* [What the task requires]: The records below must be output exactly, without pictures.

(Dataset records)
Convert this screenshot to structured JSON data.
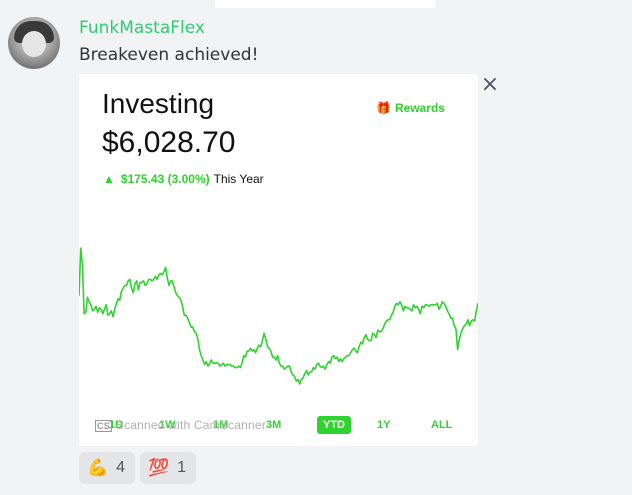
{
  "message": {
    "author": "FunkMastaFlex",
    "text": "Breakeven achieved!"
  },
  "screenshot": {
    "title": "Investing",
    "balance": "$6,028.70",
    "rewards_label": "Rewards",
    "change_amount": "$175.43 (3.00%)",
    "change_period": "This Year",
    "ranges": [
      "1D",
      "1W",
      "1M",
      "3M",
      "YTD",
      "1Y",
      "ALL"
    ],
    "active_range": "YTD",
    "watermark": "Scanned with CamScanner",
    "accent_color": "#2fd22f"
  },
  "chart_data": {
    "type": "line",
    "series": [
      {
        "values": [
          50,
          82,
          71,
          38,
          39,
          49,
          46,
          44,
          40,
          41,
          43,
          39,
          42,
          41,
          38,
          41,
          44,
          37,
          38,
          40,
          36,
          41,
          45,
          48,
          47,
          53,
          55,
          57,
          57,
          60,
          61,
          55,
          52,
          58,
          60,
          54,
          59,
          59,
          60,
          57,
          58,
          61,
          61,
          60,
          61,
          63,
          61,
          64,
          65,
          64,
          66,
          69,
          62,
          57,
          60,
          60,
          56,
          52,
          50,
          49,
          47,
          43,
          37,
          37,
          35,
          32,
          29,
          29,
          26,
          25,
          21,
          14,
          10,
          7,
          4,
          6,
          3,
          5,
          7,
          5,
          5,
          5,
          5,
          3,
          4,
          5,
          3,
          4,
          4,
          4,
          3,
          3,
          2,
          2,
          3,
          2,
          5,
          10,
          9,
          13,
          13,
          15,
          13,
          14,
          12,
          15,
          17,
          16,
          20,
          25,
          21,
          16,
          15,
          13,
          9,
          9,
          7,
          10,
          5,
          3,
          3,
          1,
          2,
          3,
          3,
          -1,
          -3,
          -4,
          -7,
          -6,
          -9,
          -6,
          -5,
          -2,
          0,
          -3,
          -1,
          -1,
          2,
          1,
          4,
          5,
          3,
          2,
          3,
          1,
          4,
          6,
          5,
          9,
          10,
          8,
          9,
          6,
          8,
          6,
          8,
          9,
          10,
          10,
          12,
          14,
          15,
          13,
          12,
          16,
          19,
          18,
          22,
          24,
          21,
          20,
          20,
          25,
          24,
          22,
          27,
          26,
          26,
          28,
          31,
          33,
          34,
          34,
          37,
          39,
          43,
          45,
          44,
          46,
          44,
          40,
          43,
          42,
          42,
          41,
          40,
          44,
          42,
          43,
          41,
          38,
          43,
          42,
          44,
          44,
          43,
          44,
          44,
          44,
          44,
          45,
          41,
          43,
          46,
          45,
          43,
          40,
          38,
          35,
          35,
          30,
          28,
          14,
          21,
          25,
          28,
          30,
          31,
          34,
          30,
          33,
          34,
          33,
          40,
          45
        ]
      }
    ]
  },
  "reactions": [
    {
      "emoji": "💪",
      "count": "4"
    },
    {
      "emoji": "💯",
      "count": "1"
    }
  ]
}
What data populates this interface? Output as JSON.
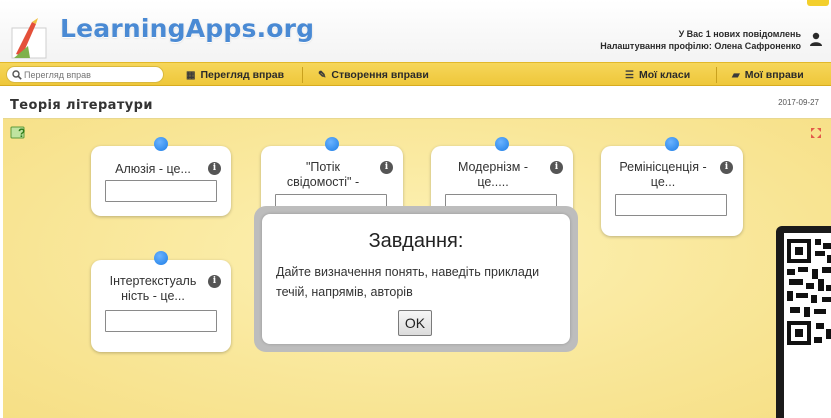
{
  "app": {
    "logo_text": "LearningApps.org",
    "messages_text": "У Вас 1 нових повідомлень",
    "profile_text": "Налаштування профілю: Олена Сафроненко"
  },
  "nav": {
    "search_placeholder": "Перегляд вправ",
    "browse_label": "Перегляд вправ",
    "create_label": "Створення вправи",
    "classes_label": "Мої класи",
    "exercises_label": "Мої вправи"
  },
  "page": {
    "title": "Теорія літератури",
    "date": "2017-09-27"
  },
  "cards": [
    {
      "label": "Алюзія - це...",
      "info": "i",
      "value": ""
    },
    {
      "label": "\"Потік свідомості\" - це...",
      "info": "i",
      "value": ""
    },
    {
      "label": "Модернізм - це.....",
      "info": "i",
      "value": ""
    },
    {
      "label": "Ремінісценція - це...",
      "info": "i",
      "value": ""
    },
    {
      "label": "Інтертекстуаль ність - це...",
      "info": "i",
      "value": ""
    }
  ],
  "modal": {
    "title": "Завдання:",
    "text": "Дайте визначення понять, наведіть приклади течій, напрямів, авторів",
    "ok_label": "OK"
  },
  "colors": {
    "brand_blue": "#4a8ad4",
    "nav_yellow": "#f2cd45",
    "board_yellow": "#f9e79a",
    "pin_blue": "#1e7ee6"
  }
}
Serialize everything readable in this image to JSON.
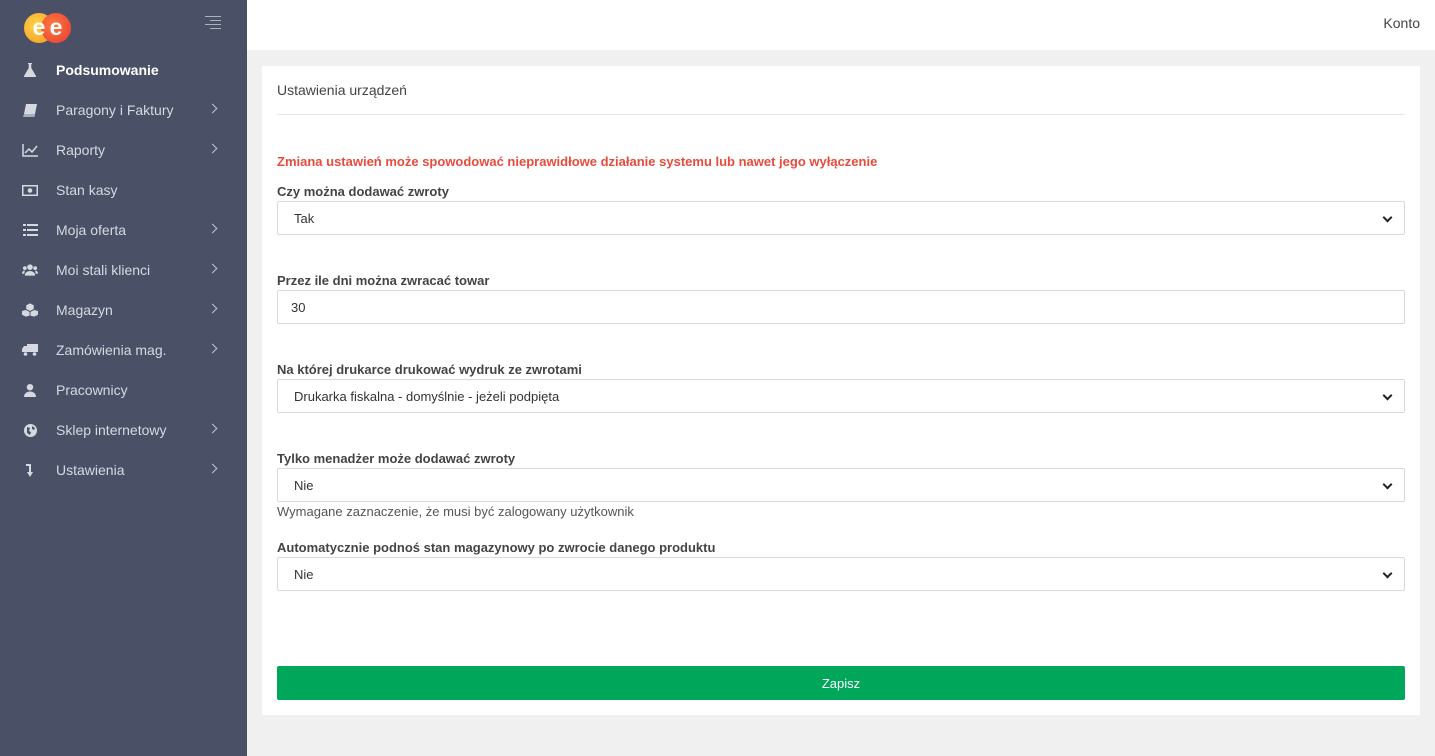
{
  "app": {
    "logo_text": [
      "e",
      "e"
    ],
    "account_label": "Konto"
  },
  "sidebar": {
    "items": [
      {
        "label": "Podsumowanie",
        "icon": "flask-icon",
        "active": true,
        "has_submenu": false
      },
      {
        "label": "Paragony i Faktury",
        "icon": "book-icon",
        "active": false,
        "has_submenu": true
      },
      {
        "label": "Raporty",
        "icon": "line-chart-icon",
        "active": false,
        "has_submenu": true
      },
      {
        "label": "Stan kasy",
        "icon": "money-icon",
        "active": false,
        "has_submenu": false
      },
      {
        "label": "Moja oferta",
        "icon": "list-icon",
        "active": false,
        "has_submenu": true
      },
      {
        "label": "Moi stali klienci",
        "icon": "users-icon",
        "active": false,
        "has_submenu": true
      },
      {
        "label": "Magazyn",
        "icon": "cubes-icon",
        "active": false,
        "has_submenu": true
      },
      {
        "label": "Zamówienia mag.",
        "icon": "truck-icon",
        "active": false,
        "has_submenu": true
      },
      {
        "label": "Pracownicy",
        "icon": "user-icon",
        "active": false,
        "has_submenu": false
      },
      {
        "label": "Sklep internetowy",
        "icon": "globe-icon",
        "active": false,
        "has_submenu": true
      },
      {
        "label": "Ustawienia",
        "icon": "level-down-icon",
        "active": false,
        "has_submenu": true
      }
    ]
  },
  "page": {
    "title": "Ustawienia urządzeń",
    "warning": "Zmiana ustawień może spowodować nieprawidłowe działanie systemu lub nawet jego wyłączenie",
    "fields": {
      "returns_allowed": {
        "label": "Czy można dodawać zwroty",
        "value": "Tak"
      },
      "return_days": {
        "label": "Przez ile dni można zwracać towar",
        "value": "30"
      },
      "return_printer": {
        "label": "Na której drukarce drukować wydruk ze zwrotami",
        "value": "Drukarka fiskalna - domyślnie - jeżeli podpięta"
      },
      "manager_only": {
        "label": "Tylko menadżer może dodawać zwroty",
        "value": "Nie",
        "help": "Wymagane zaznaczenie, że musi być zalogowany użytkownik"
      },
      "auto_restock": {
        "label": "Automatycznie podnoś stan magazynowy po zwrocie danego produktu",
        "value": "Nie"
      }
    },
    "save_label": "Zapisz"
  },
  "colors": {
    "sidebar_bg": "#4a5167",
    "warning": "#e84b3c",
    "save_button": "#00a65a"
  }
}
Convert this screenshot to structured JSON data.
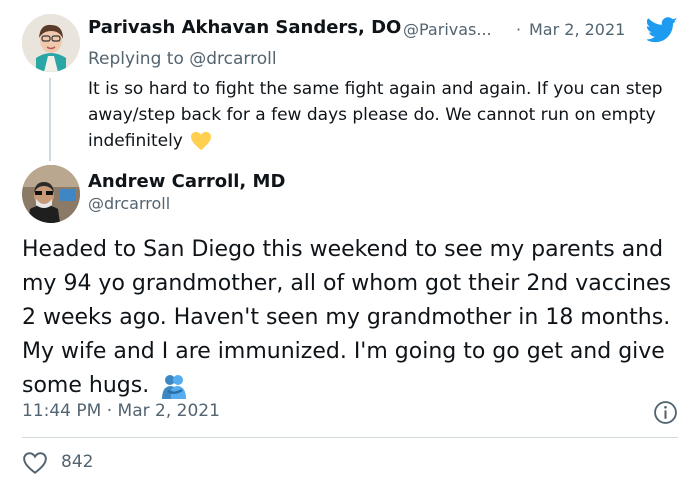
{
  "reply_tweet": {
    "author_name": "Parivash Akhavan Sanders, DO",
    "author_handle": "@Parivas...",
    "separator": "·",
    "date": "Mar 2, 2021",
    "replying_to_prefix": "Replying to ",
    "replying_to_handle": "@drcarroll",
    "text": "It is so hard to fight the same fight again and again. If you can step away/step back for a few days please do. We cannot run on empty indefinitely",
    "emoji": "yellow-heart"
  },
  "main_tweet": {
    "author_name": "Andrew Carroll, MD",
    "author_handle": "@drcarroll",
    "text": "Headed to San Diego this weekend to see my parents and my 94 yo grandmother, all of whom got their 2nd vaccines 2 weeks ago. Haven't seen my grandmother in 18 months. My wife and I are immunized. I'm going to go get and give some hugs.",
    "emoji": "people-hugging",
    "time": "11:44 PM",
    "separator": "·",
    "date": "Mar 2, 2021",
    "like_count": "842"
  },
  "colors": {
    "twitter_blue": "#1d9bf0",
    "text": "#0f1419",
    "muted": "#536471",
    "divider": "#cfd9de",
    "heart_yellow": "#ffd04f"
  }
}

* [Expected answer]:
Convert this screenshot to structured JSON data.
{
  "message": {
    "author": "FunkMastaFlex",
    "text": "Breakeven achieved!"
  },
  "screenshot": {
    "title": "Investing",
    "balance": "$6,028.70",
    "rewards_label": "Rewards",
    "change_amount": "$175.43 (3.00%)",
    "change_period": "This Year",
    "ranges": [
      "1D",
      "1W",
      "1M",
      "3M",
      "YTD",
      "1Y",
      "ALL"
    ],
    "active_range": "YTD",
    "watermark": "Scanned with CamScanner",
    "accent_color": "#2fd22f"
  },
  "chart_data": {
    "type": "line",
    "series": [
      {
        "values": [
          50,
          82,
          71,
          38,
          39,
          49,
          46,
          44,
          40,
          41,
          43,
          39,
          42,
          41,
          38,
          41,
          44,
          37,
          38,
          40,
          36,
          41,
          45,
          48,
          47,
          53,
          55,
          57,
          57,
          60,
          61,
          55,
          52,
          58,
          60,
          54,
          59,
          59,
          60,
          57,
          58,
          61,
          61,
          60,
          61,
          63,
          61,
          64,
          65,
          64,
          66,
          69,
          62,
          57,
          60,
          60,
          56,
          52,
          50,
          49,
          47,
          43,
          37,
          37,
          35,
          32,
          29,
          29,
          26,
          25,
          21,
          14,
          10,
          7,
          4,
          6,
          3,
          5,
          7,
          5,
          5,
          5,
          5,
          3,
          4,
          5,
          3,
          4,
          4,
          4,
          3,
          3,
          2,
          2,
          3,
          2,
          5,
          10,
          9,
          13,
          13,
          15,
          13,
          14,
          12,
          15,
          17,
          16,
          20,
          25,
          21,
          16,
          15,
          13,
          9,
          9,
          7,
          10,
          5,
          3,
          3,
          1,
          2,
          3,
          3,
          -1,
          -3,
          -4,
          -7,
          -6,
          -9,
          -6,
          -5,
          -2,
          0,
          -3,
          -1,
          -1,
          2,
          1,
          4,
          5,
          3,
          2,
          3,
          1,
          4,
          6,
          5,
          9,
          10,
          8,
          9,
          6,
          8,
          6,
          8,
          9,
          10,
          10,
          12,
          14,
          15,
          13,
          12,
          16,
          19,
          18,
          22,
          24,
          21,
          20,
          20,
          25,
          24,
          22,
          27,
          26,
          26,
          28,
          31,
          33,
          34,
          34,
          37,
          39,
          43,
          45,
          44,
          46,
          44,
          40,
          43,
          42,
          42,
          41,
          40,
          44,
          42,
          43,
          41,
          38,
          43,
          42,
          44,
          44,
          43,
          44,
          44,
          44,
          44,
          45,
          41,
          43,
          46,
          45,
          43,
          40,
          38,
          35,
          35,
          30,
          28,
          14,
          21,
          25,
          28,
          30,
          31,
          34,
          30,
          33,
          34,
          33,
          40,
          45
        ]
      }
    ]
  },
  "reactions": [
    {
      "emoji": "💪",
      "count": "4"
    },
    {
      "emoji": "💯",
      "count": "1"
    }
  ]
}
What data populates this interface? Output as JSON.
{
  "app": {
    "logo_text": "LearningApps.org",
    "messages_text": "У Вас 1 нових повідомлень",
    "profile_text": "Налаштування профілю: Олена Сафроненко"
  },
  "nav": {
    "search_placeholder": "Перегляд вправ",
    "browse_label": "Перегляд вправ",
    "create_label": "Створення вправи",
    "classes_label": "Мої класи",
    "exercises_label": "Мої вправи"
  },
  "page": {
    "title": "Теорія літератури",
    "date": "2017-09-27"
  },
  "cards": [
    {
      "label": "Алюзія - це...",
      "info": "i",
      "value": ""
    },
    {
      "label": "\"Потік свідомості\" - це...",
      "info": "i",
      "value": ""
    },
    {
      "label": "Модернізм - це.....",
      "info": "i",
      "value": ""
    },
    {
      "label": "Ремінісценція - це...",
      "info": "i",
      "value": ""
    },
    {
      "label": "Інтертекстуаль ність - це...",
      "info": "i",
      "value": ""
    }
  ],
  "modal": {
    "title": "Завдання:",
    "text": "Дайте визначення понять, наведіть приклади течій, напрямів, авторів",
    "ok_label": "OK"
  },
  "colors": {
    "brand_blue": "#4a8ad4",
    "nav_yellow": "#f2cd45",
    "board_yellow": "#f9e79a",
    "pin_blue": "#1e7ee6"
  }
}
Serialize everything readable in this image to JSON.
{
  "app": {
    "logo_text": [
      "e",
      "e"
    ],
    "account_label": "Konto"
  },
  "sidebar": {
    "items": [
      {
        "label": "Podsumowanie",
        "icon": "flask-icon",
        "active": true,
        "has_submenu": false
      },
      {
        "label": "Paragony i Faktury",
        "icon": "book-icon",
        "active": false,
        "has_submenu": true
      },
      {
        "label": "Raporty",
        "icon": "line-chart-icon",
        "active": false,
        "has_submenu": true
      },
      {
        "label": "Stan kasy",
        "icon": "money-icon",
        "active": false,
        "has_submenu": false
      },
      {
        "label": "Moja oferta",
        "icon": "list-icon",
        "active": false,
        "has_submenu": true
      },
      {
        "label": "Moi stali klienci",
        "icon": "users-icon",
        "active": false,
        "has_submenu": true
      },
      {
        "label": "Magazyn",
        "icon": "cubes-icon",
        "active": false,
        "has_submenu": true
      },
      {
        "label": "Zamówienia mag.",
        "icon": "truck-icon",
        "active": false,
        "has_submenu": true
      },
      {
        "label": "Pracownicy",
        "icon": "user-icon",
        "active": false,
        "has_submenu": false
      },
      {
        "label": "Sklep internetowy",
        "icon": "globe-icon",
        "active": false,
        "has_submenu": true
      },
      {
        "label": "Ustawienia",
        "icon": "level-down-icon",
        "active": false,
        "has_submenu": true
      }
    ]
  },
  "page": {
    "title": "Ustawienia urządzeń",
    "warning": "Zmiana ustawień może spowodować nieprawidłowe działanie systemu lub nawet jego wyłączenie",
    "fields": {
      "returns_allowed": {
        "label": "Czy można dodawać zwroty",
        "value": "Tak"
      },
      "return_days": {
        "label": "Przez ile dni można zwracać towar",
        "value": "30"
      },
      "return_printer": {
        "label": "Na której drukarce drukować wydruk ze zwrotami",
        "value": "Drukarka fiskalna - domyślnie - jeżeli podpięta"
      },
      "manager_only": {
        "label": "Tylko menadżer może dodawać zwroty",
        "value": "Nie",
        "help": "Wymagane zaznaczenie, że musi być zalogowany użytkownik"
      },
      "auto_restock": {
        "label": "Automatycznie podnoś stan magazynowy po zwrocie danego produktu",
        "value": "Nie"
      }
    },
    "save_label": "Zapisz"
  },
  "colors": {
    "sidebar_bg": "#4a5167",
    "warning": "#e84b3c",
    "save_button": "#00a65a"
  }
}
Convert this screenshot to structured JSON data.
{
  "reply_tweet": {
    "author_name": "Parivash Akhavan Sanders, DO",
    "author_handle": "@Parivas...",
    "separator": "·",
    "date": "Mar 2, 2021",
    "replying_to_prefix": "Replying to ",
    "replying_to_handle": "@drcarroll",
    "text": "It is so hard to fight the same fight again and again. If you can step away/step back for a few days please do. We cannot run on empty indefinitely",
    "emoji": "yellow-heart"
  },
  "main_tweet": {
    "author_name": "Andrew Carroll, MD",
    "author_handle": "@drcarroll",
    "text": "Headed to San Diego this weekend to see my parents and my 94 yo grandmother, all of whom got their 2nd vaccines 2 weeks ago. Haven't seen my grandmother in 18 months. My wife and I are immunized. I'm going to go get and give some hugs.",
    "emoji": "people-hugging",
    "time": "11:44 PM",
    "separator": "·",
    "date": "Mar 2, 2021",
    "like_count": "842"
  },
  "colors": {
    "twitter_blue": "#1d9bf0",
    "text": "#0f1419",
    "muted": "#536471",
    "divider": "#cfd9de",
    "heart_yellow": "#ffd04f"
  }
}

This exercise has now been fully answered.